◆ What the exercise asks ◆
Omit images. Retype all entries verbatim.

(begin)

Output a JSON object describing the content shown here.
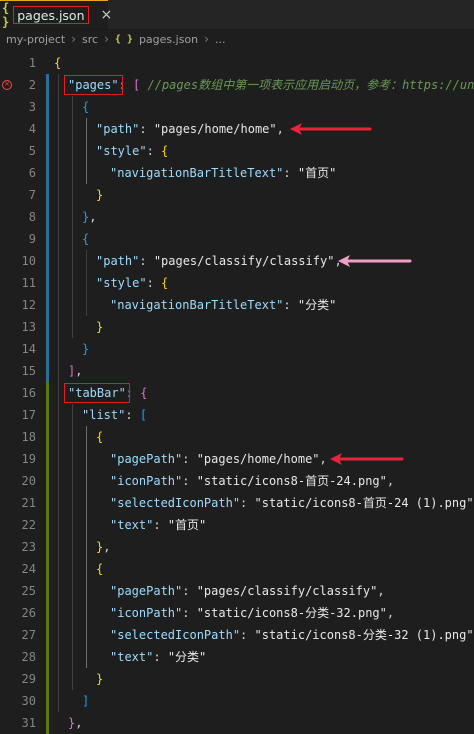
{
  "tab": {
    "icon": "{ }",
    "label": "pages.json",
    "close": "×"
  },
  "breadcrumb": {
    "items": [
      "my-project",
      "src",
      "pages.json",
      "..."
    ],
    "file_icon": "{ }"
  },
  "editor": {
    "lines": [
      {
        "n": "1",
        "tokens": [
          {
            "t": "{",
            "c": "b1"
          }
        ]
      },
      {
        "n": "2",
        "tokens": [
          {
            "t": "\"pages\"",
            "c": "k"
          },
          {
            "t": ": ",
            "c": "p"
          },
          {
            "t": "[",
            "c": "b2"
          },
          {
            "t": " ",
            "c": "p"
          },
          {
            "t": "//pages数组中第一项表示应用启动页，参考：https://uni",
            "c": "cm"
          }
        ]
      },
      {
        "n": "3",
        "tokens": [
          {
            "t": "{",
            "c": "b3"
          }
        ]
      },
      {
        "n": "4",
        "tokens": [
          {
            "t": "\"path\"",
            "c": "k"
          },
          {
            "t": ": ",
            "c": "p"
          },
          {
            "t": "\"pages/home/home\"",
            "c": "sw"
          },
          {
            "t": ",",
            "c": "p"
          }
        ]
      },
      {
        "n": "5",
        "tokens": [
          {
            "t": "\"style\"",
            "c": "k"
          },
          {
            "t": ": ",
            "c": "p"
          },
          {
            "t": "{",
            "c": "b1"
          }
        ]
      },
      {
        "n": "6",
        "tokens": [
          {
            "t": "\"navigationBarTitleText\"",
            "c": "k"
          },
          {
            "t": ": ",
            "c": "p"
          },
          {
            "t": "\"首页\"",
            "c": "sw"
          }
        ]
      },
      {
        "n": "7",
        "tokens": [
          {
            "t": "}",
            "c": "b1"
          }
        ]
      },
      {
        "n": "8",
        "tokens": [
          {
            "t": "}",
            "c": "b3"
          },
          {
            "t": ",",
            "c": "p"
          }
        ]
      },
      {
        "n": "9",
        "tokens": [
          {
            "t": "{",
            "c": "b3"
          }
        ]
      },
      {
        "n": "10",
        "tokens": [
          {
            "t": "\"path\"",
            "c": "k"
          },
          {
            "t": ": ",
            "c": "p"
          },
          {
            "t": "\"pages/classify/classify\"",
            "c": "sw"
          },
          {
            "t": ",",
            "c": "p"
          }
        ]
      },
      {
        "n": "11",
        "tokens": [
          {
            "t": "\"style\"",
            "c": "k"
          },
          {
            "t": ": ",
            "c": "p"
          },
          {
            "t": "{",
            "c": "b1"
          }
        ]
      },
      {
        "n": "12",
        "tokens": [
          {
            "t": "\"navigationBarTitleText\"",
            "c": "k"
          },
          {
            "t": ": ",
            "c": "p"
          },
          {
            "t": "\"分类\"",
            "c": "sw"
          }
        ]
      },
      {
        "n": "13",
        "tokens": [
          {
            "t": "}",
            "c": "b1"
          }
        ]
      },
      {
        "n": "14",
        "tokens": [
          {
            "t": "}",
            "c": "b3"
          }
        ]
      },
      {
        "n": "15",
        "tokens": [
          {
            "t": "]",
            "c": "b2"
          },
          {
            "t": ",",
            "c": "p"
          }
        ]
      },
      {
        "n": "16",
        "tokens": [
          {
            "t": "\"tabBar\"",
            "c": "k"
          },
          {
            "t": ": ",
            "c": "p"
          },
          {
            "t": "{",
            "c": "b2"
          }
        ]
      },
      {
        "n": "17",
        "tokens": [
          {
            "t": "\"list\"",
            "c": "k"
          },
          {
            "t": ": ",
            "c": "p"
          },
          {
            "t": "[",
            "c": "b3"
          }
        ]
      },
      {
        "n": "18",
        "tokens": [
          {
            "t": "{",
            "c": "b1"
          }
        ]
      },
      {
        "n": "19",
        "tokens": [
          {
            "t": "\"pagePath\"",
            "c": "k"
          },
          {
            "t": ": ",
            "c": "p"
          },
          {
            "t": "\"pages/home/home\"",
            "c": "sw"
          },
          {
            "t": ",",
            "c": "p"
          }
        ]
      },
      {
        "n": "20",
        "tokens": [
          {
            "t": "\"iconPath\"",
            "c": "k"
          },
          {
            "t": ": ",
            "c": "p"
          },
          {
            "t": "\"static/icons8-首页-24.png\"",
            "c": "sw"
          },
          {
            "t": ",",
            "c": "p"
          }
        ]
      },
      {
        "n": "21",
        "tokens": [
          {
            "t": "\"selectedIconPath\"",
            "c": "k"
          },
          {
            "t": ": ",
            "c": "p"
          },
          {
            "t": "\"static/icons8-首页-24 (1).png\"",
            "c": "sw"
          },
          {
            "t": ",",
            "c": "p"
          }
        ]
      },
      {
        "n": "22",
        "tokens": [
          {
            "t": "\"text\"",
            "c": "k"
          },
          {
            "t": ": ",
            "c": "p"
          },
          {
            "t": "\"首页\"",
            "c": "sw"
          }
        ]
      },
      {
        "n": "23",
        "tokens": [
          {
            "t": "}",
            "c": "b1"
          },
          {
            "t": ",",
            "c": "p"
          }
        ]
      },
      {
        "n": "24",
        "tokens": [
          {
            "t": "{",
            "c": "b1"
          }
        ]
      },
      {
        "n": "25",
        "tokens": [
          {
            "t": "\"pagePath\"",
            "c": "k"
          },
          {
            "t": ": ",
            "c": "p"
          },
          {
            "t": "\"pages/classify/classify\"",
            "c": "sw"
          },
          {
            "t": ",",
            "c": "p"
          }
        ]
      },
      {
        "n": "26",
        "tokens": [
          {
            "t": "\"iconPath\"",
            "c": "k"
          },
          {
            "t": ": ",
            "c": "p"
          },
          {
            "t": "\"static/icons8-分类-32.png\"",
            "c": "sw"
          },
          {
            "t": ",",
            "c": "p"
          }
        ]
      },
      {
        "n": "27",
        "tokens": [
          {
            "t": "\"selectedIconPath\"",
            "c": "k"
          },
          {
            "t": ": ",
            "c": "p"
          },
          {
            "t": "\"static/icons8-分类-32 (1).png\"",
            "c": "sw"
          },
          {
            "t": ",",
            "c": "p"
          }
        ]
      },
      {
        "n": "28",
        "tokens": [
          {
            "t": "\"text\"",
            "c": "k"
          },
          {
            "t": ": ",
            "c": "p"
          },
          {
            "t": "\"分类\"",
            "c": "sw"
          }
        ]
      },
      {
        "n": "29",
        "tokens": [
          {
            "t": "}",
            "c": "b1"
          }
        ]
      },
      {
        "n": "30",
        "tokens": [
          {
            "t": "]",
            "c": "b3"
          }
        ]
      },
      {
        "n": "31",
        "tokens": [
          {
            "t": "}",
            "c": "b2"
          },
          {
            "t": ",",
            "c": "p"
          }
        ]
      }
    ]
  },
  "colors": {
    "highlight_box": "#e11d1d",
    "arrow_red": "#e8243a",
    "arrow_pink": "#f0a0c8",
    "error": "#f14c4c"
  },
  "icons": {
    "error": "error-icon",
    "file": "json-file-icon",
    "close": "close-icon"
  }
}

(end)

◆ Problem solution ◆
Output a JSON object describing the content shown here.
{
  "tab": {
    "icon": "{ }",
    "label": "pages.json",
    "close": "×"
  },
  "breadcrumb": {
    "items": [
      "my-project",
      "src",
      "pages.json",
      "..."
    ],
    "file_icon": "{ }"
  },
  "editor": {
    "lines": [
      {
        "n": "1",
        "tokens": [
          {
            "t": "{",
            "c": "b1"
          }
        ]
      },
      {
        "n": "2",
        "tokens": [
          {
            "t": "\"pages\"",
            "c": "k"
          },
          {
            "t": ": ",
            "c": "p"
          },
          {
            "t": "[",
            "c": "b2"
          },
          {
            "t": " ",
            "c": "p"
          },
          {
            "t": "//pages数组中第一项表示应用启动页，参考：https://uni",
            "c": "cm"
          }
        ]
      },
      {
        "n": "3",
        "tokens": [
          {
            "t": "{",
            "c": "b3"
          }
        ]
      },
      {
        "n": "4",
        "tokens": [
          {
            "t": "\"path\"",
            "c": "k"
          },
          {
            "t": ": ",
            "c": "p"
          },
          {
            "t": "\"pages/home/home\"",
            "c": "sw"
          },
          {
            "t": ",",
            "c": "p"
          }
        ]
      },
      {
        "n": "5",
        "tokens": [
          {
            "t": "\"style\"",
            "c": "k"
          },
          {
            "t": ": ",
            "c": "p"
          },
          {
            "t": "{",
            "c": "b1"
          }
        ]
      },
      {
        "n": "6",
        "tokens": [
          {
            "t": "\"navigationBarTitleText\"",
            "c": "k"
          },
          {
            "t": ": ",
            "c": "p"
          },
          {
            "t": "\"首页\"",
            "c": "sw"
          }
        ]
      },
      {
        "n": "7",
        "tokens": [
          {
            "t": "}",
            "c": "b1"
          }
        ]
      },
      {
        "n": "8",
        "tokens": [
          {
            "t": "}",
            "c": "b3"
          },
          {
            "t": ",",
            "c": "p"
          }
        ]
      },
      {
        "n": "9",
        "tokens": [
          {
            "t": "{",
            "c": "b3"
          }
        ]
      },
      {
        "n": "10",
        "tokens": [
          {
            "t": "\"path\"",
            "c": "k"
          },
          {
            "t": ": ",
            "c": "p"
          },
          {
            "t": "\"pages/classify/classify\"",
            "c": "sw"
          },
          {
            "t": ",",
            "c": "p"
          }
        ]
      },
      {
        "n": "11",
        "tokens": [
          {
            "t": "\"style\"",
            "c": "k"
          },
          {
            "t": ": ",
            "c": "p"
          },
          {
            "t": "{",
            "c": "b1"
          }
        ]
      },
      {
        "n": "12",
        "tokens": [
          {
            "t": "\"navigationBarTitleText\"",
            "c": "k"
          },
          {
            "t": ": ",
            "c": "p"
          },
          {
            "t": "\"分类\"",
            "c": "sw"
          }
        ]
      },
      {
        "n": "13",
        "tokens": [
          {
            "t": "}",
            "c": "b1"
          }
        ]
      },
      {
        "n": "14",
        "tokens": [
          {
            "t": "}",
            "c": "b3"
          }
        ]
      },
      {
        "n": "15",
        "tokens": [
          {
            "t": "]",
            "c": "b2"
          },
          {
            "t": ",",
            "c": "p"
          }
        ]
      },
      {
        "n": "16",
        "tokens": [
          {
            "t": "\"tabBar\"",
            "c": "k"
          },
          {
            "t": ": ",
            "c": "p"
          },
          {
            "t": "{",
            "c": "b2"
          }
        ]
      },
      {
        "n": "17",
        "tokens": [
          {
            "t": "\"list\"",
            "c": "k"
          },
          {
            "t": ": ",
            "c": "p"
          },
          {
            "t": "[",
            "c": "b3"
          }
        ]
      },
      {
        "n": "18",
        "tokens": [
          {
            "t": "{",
            "c": "b1"
          }
        ]
      },
      {
        "n": "19",
        "tokens": [
          {
            "t": "\"pagePath\"",
            "c": "k"
          },
          {
            "t": ": ",
            "c": "p"
          },
          {
            "t": "\"pages/home/home\"",
            "c": "sw"
          },
          {
            "t": ",",
            "c": "p"
          }
        ]
      },
      {
        "n": "20",
        "tokens": [
          {
            "t": "\"iconPath\"",
            "c": "k"
          },
          {
            "t": ": ",
            "c": "p"
          },
          {
            "t": "\"static/icons8-首页-24.png\"",
            "c": "sw"
          },
          {
            "t": ",",
            "c": "p"
          }
        ]
      },
      {
        "n": "21",
        "tokens": [
          {
            "t": "\"selectedIconPath\"",
            "c": "k"
          },
          {
            "t": ": ",
            "c": "p"
          },
          {
            "t": "\"static/icons8-首页-24 (1).png\"",
            "c": "sw"
          },
          {
            "t": ",",
            "c": "p"
          }
        ]
      },
      {
        "n": "22",
        "tokens": [
          {
            "t": "\"text\"",
            "c": "k"
          },
          {
            "t": ": ",
            "c": "p"
          },
          {
            "t": "\"首页\"",
            "c": "sw"
          }
        ]
      },
      {
        "n": "23",
        "tokens": [
          {
            "t": "}",
            "c": "b1"
          },
          {
            "t": ",",
            "c": "p"
          }
        ]
      },
      {
        "n": "24",
        "tokens": [
          {
            "t": "{",
            "c": "b1"
          }
        ]
      },
      {
        "n": "25",
        "tokens": [
          {
            "t": "\"pagePath\"",
            "c": "k"
          },
          {
            "t": ": ",
            "c": "p"
          },
          {
            "t": "\"pages/classify/classify\"",
            "c": "sw"
          },
          {
            "t": ",",
            "c": "p"
          }
        ]
      },
      {
        "n": "26",
        "tokens": [
          {
            "t": "\"iconPath\"",
            "c": "k"
          },
          {
            "t": ": ",
            "c": "p"
          },
          {
            "t": "\"static/icons8-分类-32.png\"",
            "c": "sw"
          },
          {
            "t": ",",
            "c": "p"
          }
        ]
      },
      {
        "n": "27",
        "tokens": [
          {
            "t": "\"selectedIconPath\"",
            "c": "k"
          },
          {
            "t": ": ",
            "c": "p"
          },
          {
            "t": "\"static/icons8-分类-32 (1).png\"",
            "c": "sw"
          },
          {
            "t": ",",
            "c": "p"
          }
        ]
      },
      {
        "n": "28",
        "tokens": [
          {
            "t": "\"text\"",
            "c": "k"
          },
          {
            "t": ": ",
            "c": "p"
          },
          {
            "t": "\"分类\"",
            "c": "sw"
          }
        ]
      },
      {
        "n": "29",
        "tokens": [
          {
            "t": "}",
            "c": "b1"
          }
        ]
      },
      {
        "n": "30",
        "tokens": [
          {
            "t": "]",
            "c": "b3"
          }
        ]
      },
      {
        "n": "31",
        "tokens": [
          {
            "t": "}",
            "c": "b2"
          },
          {
            "t": ",",
            "c": "p"
          }
        ]
      }
    ]
  },
  "colors": {
    "highlight_box": "#e11d1d",
    "arrow_red": "#e8243a",
    "arrow_pink": "#f0a0c8",
    "error": "#f14c4c"
  },
  "icons": {
    "error": "error-icon",
    "file": "json-file-icon",
    "close": "close-icon"
  }
}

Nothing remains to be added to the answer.